To do = In the data below, return unchanged every line that starts with the line containing "- data-point: [621, 325, 630, 334]" and ends with the line containing "- series-layer: [187, 90, 1043, 518]", with both of those lines included.

Provided material =
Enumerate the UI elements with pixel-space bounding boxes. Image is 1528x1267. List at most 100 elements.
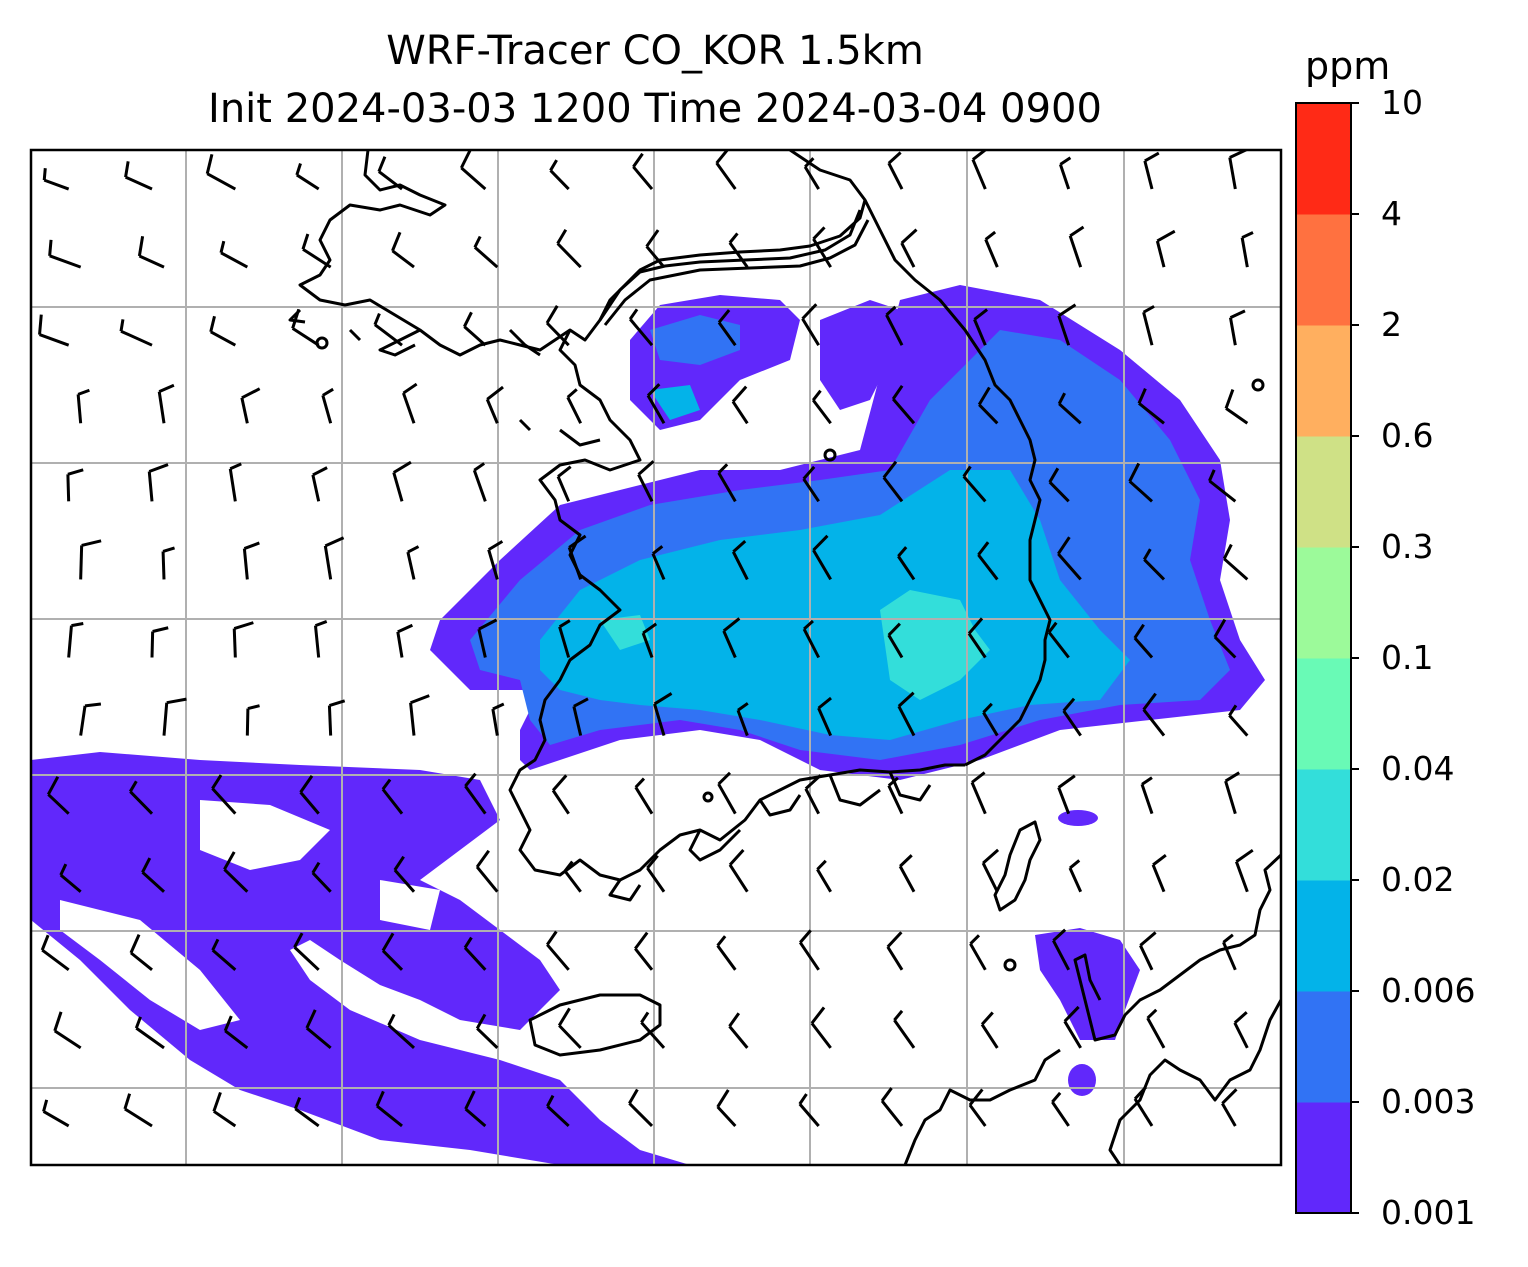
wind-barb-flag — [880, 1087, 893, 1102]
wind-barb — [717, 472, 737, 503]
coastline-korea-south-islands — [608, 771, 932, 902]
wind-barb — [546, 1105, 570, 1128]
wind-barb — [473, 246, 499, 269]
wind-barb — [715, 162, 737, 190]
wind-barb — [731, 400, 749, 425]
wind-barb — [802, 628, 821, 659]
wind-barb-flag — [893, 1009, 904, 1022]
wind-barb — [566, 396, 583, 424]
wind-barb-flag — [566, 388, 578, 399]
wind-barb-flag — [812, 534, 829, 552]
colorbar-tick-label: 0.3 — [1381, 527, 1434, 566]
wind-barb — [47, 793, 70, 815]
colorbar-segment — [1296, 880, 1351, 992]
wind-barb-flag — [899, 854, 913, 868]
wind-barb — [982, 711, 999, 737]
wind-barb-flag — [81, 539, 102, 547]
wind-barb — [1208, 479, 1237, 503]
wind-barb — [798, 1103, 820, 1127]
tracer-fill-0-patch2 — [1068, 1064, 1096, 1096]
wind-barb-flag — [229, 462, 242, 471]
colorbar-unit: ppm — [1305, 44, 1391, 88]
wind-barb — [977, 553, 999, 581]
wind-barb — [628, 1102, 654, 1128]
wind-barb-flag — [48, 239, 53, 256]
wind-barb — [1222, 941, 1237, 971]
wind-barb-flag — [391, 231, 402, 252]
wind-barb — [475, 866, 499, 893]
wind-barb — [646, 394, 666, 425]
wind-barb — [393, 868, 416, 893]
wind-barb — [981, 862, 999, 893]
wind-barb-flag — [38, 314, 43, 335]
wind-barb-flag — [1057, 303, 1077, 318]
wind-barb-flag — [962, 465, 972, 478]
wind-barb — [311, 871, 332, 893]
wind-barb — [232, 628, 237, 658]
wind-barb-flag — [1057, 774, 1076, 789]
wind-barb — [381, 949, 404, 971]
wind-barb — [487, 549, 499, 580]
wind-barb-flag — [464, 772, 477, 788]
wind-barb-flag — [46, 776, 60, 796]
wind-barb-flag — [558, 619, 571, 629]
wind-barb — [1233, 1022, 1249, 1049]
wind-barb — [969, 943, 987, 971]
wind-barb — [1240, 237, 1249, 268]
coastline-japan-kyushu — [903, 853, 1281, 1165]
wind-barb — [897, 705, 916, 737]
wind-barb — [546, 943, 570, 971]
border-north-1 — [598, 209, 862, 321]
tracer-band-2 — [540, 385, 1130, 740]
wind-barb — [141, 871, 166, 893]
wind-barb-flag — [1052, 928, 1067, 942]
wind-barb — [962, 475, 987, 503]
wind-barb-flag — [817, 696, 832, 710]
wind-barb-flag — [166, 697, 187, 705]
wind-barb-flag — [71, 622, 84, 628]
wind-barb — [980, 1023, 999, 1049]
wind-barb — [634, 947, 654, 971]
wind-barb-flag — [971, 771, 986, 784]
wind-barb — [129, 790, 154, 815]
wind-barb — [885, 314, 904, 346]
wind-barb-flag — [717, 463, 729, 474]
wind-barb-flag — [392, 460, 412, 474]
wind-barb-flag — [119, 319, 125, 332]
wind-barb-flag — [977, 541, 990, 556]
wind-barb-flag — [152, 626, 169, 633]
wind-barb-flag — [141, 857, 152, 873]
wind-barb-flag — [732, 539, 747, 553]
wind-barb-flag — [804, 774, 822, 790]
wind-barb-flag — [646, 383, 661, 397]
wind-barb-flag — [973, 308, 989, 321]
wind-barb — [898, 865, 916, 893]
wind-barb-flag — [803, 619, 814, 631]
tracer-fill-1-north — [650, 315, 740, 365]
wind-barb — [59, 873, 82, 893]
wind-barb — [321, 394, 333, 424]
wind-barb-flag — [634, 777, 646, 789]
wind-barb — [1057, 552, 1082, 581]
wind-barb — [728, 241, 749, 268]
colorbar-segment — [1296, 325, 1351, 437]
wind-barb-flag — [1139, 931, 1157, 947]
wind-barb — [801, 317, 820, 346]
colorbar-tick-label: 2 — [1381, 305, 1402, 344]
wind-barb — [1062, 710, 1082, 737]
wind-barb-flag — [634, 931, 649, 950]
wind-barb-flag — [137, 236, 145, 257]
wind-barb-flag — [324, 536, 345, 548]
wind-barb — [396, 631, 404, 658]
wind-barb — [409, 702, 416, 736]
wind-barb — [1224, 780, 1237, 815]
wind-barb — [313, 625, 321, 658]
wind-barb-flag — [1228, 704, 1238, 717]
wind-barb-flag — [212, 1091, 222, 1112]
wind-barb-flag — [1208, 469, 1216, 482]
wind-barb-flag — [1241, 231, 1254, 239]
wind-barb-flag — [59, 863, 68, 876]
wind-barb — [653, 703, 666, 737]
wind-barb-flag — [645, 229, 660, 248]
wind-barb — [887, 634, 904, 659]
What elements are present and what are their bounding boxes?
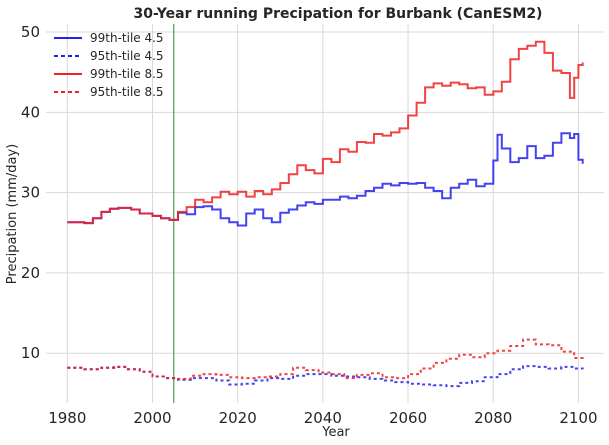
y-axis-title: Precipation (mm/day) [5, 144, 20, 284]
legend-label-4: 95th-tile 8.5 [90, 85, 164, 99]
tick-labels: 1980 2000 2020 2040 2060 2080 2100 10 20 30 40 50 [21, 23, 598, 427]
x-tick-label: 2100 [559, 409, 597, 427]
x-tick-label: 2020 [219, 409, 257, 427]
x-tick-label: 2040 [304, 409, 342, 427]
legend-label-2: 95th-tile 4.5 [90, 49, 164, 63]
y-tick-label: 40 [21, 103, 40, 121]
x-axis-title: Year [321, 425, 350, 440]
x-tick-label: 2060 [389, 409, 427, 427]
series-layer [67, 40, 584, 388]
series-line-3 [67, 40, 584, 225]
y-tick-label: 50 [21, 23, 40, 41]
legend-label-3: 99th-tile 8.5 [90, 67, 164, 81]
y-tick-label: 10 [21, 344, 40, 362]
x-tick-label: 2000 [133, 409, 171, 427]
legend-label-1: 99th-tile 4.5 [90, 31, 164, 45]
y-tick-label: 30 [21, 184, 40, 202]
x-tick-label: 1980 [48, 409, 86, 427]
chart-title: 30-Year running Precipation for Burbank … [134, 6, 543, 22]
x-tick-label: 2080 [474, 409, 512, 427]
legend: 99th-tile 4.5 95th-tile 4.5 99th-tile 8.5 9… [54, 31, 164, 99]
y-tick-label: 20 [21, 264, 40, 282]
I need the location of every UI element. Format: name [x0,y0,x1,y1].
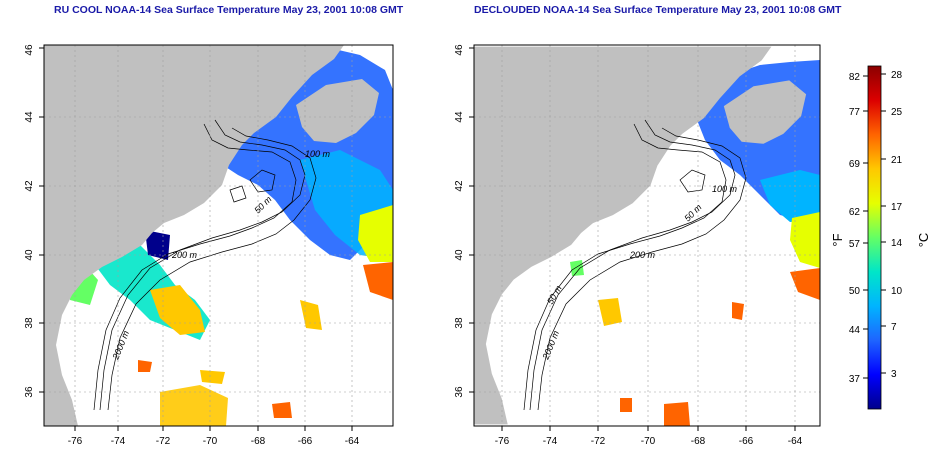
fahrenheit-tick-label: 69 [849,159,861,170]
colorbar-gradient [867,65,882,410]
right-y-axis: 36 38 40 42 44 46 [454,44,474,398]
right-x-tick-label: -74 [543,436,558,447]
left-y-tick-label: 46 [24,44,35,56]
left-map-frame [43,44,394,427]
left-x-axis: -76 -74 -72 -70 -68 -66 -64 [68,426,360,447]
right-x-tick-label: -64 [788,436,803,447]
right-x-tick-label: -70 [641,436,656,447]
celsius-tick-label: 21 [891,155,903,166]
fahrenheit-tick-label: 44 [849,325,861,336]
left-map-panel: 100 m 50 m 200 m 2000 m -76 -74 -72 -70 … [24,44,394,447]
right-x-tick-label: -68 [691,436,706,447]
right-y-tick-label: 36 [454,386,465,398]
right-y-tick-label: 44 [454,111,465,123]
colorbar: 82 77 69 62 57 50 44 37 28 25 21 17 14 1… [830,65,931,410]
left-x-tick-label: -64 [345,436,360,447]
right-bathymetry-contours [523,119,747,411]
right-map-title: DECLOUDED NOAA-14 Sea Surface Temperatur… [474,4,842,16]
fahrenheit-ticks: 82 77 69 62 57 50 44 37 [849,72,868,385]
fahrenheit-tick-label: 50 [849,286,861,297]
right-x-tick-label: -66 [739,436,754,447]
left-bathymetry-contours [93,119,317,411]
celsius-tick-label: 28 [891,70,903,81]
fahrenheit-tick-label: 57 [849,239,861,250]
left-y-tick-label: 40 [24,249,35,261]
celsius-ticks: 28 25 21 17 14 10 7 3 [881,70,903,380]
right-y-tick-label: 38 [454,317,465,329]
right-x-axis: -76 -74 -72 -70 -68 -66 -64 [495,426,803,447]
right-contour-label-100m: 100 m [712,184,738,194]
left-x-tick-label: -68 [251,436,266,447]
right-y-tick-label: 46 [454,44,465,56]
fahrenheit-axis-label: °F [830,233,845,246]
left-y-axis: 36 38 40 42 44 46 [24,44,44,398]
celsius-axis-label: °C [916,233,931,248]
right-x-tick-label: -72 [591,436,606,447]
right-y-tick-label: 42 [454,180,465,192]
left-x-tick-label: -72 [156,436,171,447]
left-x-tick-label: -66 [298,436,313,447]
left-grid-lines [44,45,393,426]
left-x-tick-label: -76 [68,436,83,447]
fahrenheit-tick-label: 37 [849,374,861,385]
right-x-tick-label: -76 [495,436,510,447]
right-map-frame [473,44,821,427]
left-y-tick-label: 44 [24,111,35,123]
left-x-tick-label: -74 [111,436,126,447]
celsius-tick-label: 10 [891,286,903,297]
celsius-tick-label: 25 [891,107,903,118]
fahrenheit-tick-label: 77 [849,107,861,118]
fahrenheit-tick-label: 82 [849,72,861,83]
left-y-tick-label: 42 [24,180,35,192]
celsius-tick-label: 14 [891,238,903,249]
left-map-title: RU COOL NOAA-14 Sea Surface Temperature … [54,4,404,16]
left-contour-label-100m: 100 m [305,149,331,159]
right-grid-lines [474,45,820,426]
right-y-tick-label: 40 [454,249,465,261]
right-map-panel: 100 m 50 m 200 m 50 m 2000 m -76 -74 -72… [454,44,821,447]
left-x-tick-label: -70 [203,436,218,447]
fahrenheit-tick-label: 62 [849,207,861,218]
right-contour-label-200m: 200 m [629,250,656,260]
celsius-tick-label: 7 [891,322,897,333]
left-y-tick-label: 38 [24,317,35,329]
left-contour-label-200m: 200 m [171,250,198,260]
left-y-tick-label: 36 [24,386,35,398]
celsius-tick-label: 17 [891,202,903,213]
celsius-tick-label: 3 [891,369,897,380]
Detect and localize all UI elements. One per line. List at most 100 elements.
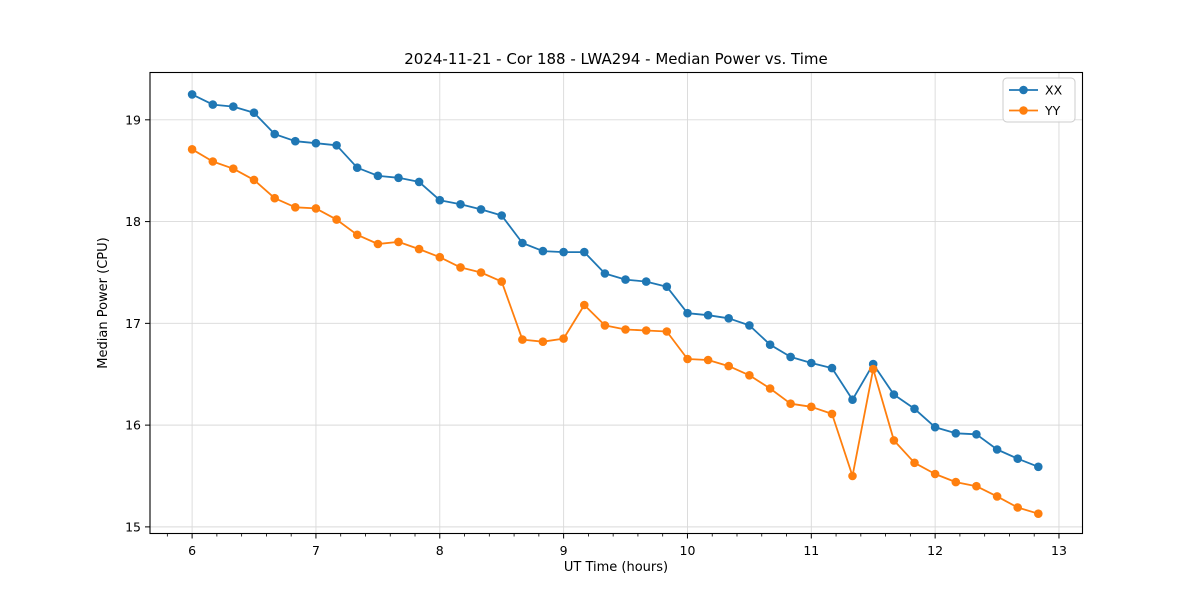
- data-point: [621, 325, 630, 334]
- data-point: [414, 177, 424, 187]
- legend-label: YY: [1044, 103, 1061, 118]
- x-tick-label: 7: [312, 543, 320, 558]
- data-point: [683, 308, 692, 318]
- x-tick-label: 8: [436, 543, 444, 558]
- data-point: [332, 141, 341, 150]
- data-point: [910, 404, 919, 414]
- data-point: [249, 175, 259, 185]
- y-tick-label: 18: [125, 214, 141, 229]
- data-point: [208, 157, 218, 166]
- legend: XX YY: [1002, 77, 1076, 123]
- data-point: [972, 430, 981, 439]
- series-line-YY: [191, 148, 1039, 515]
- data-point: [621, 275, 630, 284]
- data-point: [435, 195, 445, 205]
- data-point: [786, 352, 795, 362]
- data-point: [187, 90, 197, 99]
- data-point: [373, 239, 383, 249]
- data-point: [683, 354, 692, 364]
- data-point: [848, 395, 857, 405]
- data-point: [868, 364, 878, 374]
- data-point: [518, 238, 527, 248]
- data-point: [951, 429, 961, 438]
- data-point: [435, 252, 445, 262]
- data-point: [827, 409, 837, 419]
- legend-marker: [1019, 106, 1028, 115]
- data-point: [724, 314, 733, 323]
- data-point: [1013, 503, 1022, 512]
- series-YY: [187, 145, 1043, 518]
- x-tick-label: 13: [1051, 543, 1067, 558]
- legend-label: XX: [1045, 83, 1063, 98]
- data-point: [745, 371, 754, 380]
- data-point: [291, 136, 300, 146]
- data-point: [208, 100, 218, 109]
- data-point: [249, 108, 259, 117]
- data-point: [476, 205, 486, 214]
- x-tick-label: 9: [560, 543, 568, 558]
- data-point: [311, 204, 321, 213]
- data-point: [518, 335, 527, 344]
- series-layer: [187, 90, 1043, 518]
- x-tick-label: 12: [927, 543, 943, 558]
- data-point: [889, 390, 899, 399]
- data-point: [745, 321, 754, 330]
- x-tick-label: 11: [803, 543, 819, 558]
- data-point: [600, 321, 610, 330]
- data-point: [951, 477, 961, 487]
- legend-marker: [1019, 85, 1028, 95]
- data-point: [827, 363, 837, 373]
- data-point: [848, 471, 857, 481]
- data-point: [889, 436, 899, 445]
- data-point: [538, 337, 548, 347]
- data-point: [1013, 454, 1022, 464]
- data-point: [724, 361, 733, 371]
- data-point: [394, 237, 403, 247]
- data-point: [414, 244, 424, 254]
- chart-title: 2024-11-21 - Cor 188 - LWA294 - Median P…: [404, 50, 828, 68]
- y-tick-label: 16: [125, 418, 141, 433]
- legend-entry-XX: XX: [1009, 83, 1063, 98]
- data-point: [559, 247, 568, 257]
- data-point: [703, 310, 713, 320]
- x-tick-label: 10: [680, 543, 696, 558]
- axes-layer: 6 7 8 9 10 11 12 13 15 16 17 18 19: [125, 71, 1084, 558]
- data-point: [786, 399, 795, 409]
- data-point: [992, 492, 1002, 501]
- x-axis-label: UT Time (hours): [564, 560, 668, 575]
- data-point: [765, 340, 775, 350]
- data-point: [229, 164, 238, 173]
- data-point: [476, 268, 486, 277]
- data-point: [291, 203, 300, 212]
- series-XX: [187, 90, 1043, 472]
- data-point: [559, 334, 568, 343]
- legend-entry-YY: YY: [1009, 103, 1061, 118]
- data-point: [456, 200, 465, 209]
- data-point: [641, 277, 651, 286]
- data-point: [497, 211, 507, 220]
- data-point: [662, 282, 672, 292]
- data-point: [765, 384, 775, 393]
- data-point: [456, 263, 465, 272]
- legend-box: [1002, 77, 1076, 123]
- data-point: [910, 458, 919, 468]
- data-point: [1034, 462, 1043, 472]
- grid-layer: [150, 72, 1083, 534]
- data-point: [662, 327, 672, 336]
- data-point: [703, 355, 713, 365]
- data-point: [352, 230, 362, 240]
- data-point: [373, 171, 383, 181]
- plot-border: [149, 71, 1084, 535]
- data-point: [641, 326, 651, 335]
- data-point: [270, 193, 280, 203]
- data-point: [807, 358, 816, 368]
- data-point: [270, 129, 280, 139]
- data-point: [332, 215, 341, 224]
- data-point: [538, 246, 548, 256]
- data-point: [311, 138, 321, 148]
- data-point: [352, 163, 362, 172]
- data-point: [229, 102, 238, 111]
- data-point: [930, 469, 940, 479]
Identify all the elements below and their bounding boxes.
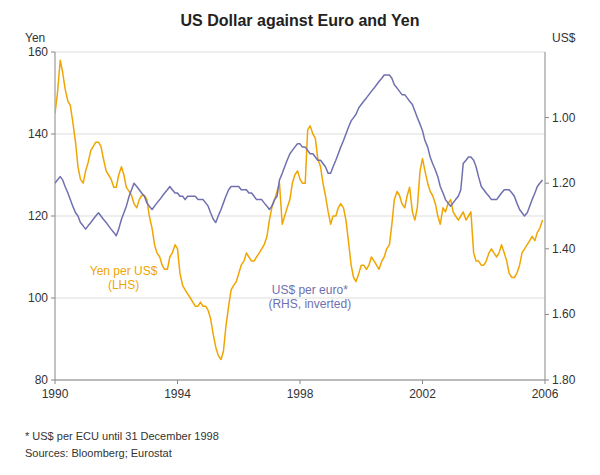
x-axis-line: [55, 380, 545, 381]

Task result =
- data-point: [621, 325, 630, 334]
- data-point: [414, 177, 424, 187]
- legend-label: YY: [1044, 103, 1061, 118]
- x-tick-label: 7: [312, 543, 320, 558]
- data-point: [683, 308, 692, 318]
- x-tick-label: 8: [436, 543, 444, 558]
- data-point: [332, 141, 341, 150]
- data-point: [910, 404, 919, 414]
- data-point: [249, 175, 259, 185]
- y-tick-label: 18: [125, 214, 141, 229]
- data-point: [208, 157, 218, 166]
- legend: XX YY: [1002, 77, 1076, 123]
- data-point: [972, 430, 981, 439]
- series-line-YY: [191, 148, 1039, 515]
- data-point: [621, 275, 630, 284]
- data-point: [435, 195, 445, 205]
- data-point: [786, 352, 795, 362]
- data-point: [187, 90, 197, 99]
- data-point: [373, 239, 383, 249]
- data-point: [683, 354, 692, 364]
- data-point: [848, 395, 857, 405]
- data-point: [868, 364, 878, 374]
- data-point: [518, 238, 527, 248]
- data-point: [951, 429, 961, 438]
- data-point: [435, 252, 445, 262]
- data-point: [827, 409, 837, 419]
- legend-marker: [1019, 106, 1028, 115]
- data-point: [724, 314, 733, 323]
- data-point: [1013, 503, 1022, 512]
- series-YY: [187, 145, 1043, 518]
- x-tick-label: 13: [1051, 543, 1067, 558]
- legend-label: XX: [1045, 83, 1063, 98]
- data-point: [745, 371, 754, 380]
- data-point: [291, 136, 300, 146]
- data-point: [208, 100, 218, 109]
- data-point: [249, 108, 259, 117]
- data-point: [476, 205, 486, 214]
- x-tick-label: 9: [560, 543, 568, 558]
- data-point: [311, 204, 321, 213]
- data-point: [518, 335, 527, 344]
- series-layer: [187, 90, 1043, 518]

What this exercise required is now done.